** Start of The records **

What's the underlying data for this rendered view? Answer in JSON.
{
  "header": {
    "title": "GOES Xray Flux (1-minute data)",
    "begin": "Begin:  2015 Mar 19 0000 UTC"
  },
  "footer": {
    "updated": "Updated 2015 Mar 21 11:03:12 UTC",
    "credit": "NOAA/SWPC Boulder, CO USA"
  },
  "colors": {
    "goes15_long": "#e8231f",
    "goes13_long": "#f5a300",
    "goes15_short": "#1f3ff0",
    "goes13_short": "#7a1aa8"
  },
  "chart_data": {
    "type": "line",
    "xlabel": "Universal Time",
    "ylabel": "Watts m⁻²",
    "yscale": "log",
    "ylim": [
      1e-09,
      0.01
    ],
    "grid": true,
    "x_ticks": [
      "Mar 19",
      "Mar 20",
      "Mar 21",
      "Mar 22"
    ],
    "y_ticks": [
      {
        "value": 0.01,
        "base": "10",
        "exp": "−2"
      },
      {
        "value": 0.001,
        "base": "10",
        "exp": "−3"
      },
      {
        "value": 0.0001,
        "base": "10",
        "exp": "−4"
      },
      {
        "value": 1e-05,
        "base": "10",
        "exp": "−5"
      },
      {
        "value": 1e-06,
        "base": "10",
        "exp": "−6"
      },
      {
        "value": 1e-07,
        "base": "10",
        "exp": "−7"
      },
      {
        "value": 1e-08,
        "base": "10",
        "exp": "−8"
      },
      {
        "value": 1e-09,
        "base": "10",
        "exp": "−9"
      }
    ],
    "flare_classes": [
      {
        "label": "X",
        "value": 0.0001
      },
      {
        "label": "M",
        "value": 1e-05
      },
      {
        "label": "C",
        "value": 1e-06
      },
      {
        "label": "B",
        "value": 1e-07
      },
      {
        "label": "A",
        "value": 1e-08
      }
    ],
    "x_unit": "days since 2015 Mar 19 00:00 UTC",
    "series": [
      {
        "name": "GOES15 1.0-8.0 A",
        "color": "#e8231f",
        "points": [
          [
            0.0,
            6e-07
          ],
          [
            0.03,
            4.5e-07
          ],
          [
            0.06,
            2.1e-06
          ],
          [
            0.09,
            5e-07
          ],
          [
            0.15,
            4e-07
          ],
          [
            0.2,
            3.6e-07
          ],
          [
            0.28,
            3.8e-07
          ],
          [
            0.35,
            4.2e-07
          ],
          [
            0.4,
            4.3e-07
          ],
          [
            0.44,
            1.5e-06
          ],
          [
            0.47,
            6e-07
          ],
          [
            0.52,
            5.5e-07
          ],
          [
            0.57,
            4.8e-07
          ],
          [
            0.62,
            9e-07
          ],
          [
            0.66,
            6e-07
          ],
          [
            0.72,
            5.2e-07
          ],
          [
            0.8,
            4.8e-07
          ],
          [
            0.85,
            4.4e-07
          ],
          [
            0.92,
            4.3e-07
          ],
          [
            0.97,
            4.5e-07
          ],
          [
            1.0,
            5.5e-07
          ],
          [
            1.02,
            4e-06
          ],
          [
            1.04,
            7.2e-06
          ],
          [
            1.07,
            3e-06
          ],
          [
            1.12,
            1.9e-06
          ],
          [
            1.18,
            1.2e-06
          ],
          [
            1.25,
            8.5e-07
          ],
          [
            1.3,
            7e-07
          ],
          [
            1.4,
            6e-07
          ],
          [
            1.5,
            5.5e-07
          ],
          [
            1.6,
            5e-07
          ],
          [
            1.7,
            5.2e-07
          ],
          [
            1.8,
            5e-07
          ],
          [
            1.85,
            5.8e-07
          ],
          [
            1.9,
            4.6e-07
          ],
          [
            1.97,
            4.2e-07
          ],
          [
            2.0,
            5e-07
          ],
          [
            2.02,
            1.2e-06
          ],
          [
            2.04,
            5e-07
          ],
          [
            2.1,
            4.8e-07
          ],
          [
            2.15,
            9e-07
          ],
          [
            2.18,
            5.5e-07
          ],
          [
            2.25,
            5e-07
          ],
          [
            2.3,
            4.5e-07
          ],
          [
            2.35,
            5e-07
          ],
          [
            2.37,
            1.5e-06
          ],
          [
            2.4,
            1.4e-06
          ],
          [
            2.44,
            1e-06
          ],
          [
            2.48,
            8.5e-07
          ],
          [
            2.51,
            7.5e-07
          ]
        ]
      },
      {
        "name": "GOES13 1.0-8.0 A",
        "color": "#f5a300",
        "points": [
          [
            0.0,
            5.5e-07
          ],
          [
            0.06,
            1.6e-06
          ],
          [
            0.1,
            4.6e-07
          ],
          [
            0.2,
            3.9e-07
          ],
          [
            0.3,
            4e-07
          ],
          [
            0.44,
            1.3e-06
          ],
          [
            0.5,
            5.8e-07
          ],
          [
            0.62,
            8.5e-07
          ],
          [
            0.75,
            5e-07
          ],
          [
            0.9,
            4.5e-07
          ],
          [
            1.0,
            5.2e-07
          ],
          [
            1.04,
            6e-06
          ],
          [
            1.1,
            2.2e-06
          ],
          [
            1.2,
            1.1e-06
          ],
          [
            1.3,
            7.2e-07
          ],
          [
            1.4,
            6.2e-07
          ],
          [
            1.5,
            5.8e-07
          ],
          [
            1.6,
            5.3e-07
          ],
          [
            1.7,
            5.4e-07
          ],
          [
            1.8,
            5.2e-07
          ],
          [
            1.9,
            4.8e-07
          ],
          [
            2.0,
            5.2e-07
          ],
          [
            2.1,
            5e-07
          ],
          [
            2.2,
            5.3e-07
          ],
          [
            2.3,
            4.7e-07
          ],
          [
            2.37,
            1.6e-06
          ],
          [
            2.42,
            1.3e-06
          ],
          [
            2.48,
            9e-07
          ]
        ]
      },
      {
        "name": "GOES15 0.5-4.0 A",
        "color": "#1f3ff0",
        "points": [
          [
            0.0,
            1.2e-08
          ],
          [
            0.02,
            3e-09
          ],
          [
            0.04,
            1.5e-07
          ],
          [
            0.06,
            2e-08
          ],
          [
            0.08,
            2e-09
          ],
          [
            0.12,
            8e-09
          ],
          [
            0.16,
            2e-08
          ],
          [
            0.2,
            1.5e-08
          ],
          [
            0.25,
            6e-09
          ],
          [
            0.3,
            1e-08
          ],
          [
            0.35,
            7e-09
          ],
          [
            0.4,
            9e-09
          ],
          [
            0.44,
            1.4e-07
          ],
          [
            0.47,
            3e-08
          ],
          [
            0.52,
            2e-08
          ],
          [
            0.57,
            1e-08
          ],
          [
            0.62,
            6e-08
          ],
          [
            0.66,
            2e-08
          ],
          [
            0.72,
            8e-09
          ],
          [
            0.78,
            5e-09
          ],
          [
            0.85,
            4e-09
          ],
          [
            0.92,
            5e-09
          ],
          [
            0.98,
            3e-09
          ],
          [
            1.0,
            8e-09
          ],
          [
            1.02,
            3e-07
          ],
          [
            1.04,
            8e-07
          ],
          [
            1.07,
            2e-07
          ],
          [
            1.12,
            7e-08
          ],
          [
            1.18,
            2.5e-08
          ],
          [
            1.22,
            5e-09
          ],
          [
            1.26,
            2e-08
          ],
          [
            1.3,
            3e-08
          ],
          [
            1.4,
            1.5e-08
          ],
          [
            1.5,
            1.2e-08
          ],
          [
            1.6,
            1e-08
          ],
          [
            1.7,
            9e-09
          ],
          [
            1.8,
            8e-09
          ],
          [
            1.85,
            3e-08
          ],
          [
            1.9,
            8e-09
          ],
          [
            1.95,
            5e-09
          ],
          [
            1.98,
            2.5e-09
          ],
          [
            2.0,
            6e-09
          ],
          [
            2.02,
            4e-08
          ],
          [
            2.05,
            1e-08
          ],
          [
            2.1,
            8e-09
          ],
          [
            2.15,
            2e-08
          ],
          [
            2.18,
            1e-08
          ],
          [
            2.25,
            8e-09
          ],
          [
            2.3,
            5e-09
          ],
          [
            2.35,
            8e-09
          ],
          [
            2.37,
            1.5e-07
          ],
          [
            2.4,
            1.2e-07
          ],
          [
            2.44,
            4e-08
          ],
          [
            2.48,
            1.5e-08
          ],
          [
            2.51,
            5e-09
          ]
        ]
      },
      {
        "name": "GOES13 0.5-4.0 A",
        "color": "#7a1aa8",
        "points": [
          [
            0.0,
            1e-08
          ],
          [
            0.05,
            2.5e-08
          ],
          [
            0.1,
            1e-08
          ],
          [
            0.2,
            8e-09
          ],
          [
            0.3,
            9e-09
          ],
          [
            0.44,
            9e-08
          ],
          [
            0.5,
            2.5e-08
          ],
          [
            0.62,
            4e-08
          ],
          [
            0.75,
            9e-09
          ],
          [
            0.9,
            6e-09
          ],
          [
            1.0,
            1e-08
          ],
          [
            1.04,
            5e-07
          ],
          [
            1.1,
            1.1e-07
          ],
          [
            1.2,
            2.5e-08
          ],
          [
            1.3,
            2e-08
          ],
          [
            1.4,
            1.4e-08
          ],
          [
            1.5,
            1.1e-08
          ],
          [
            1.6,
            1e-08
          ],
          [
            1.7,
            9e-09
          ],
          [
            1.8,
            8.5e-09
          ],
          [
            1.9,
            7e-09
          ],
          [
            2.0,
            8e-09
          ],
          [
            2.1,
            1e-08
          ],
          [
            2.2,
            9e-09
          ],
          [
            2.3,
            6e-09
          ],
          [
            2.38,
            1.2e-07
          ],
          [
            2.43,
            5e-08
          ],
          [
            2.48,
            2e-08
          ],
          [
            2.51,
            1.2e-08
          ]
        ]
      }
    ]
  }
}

** End of The records **

# Directive
Check each line above for the string "name", then copy the ones that have it.

# Output
        "name": "GOES15 1.0-8.0 A",
        "name": "GOES13 1.0-8.0 A",
        "name": "GOES15 0.5-4.0 A",
        "name": "GOES13 0.5-4.0 A",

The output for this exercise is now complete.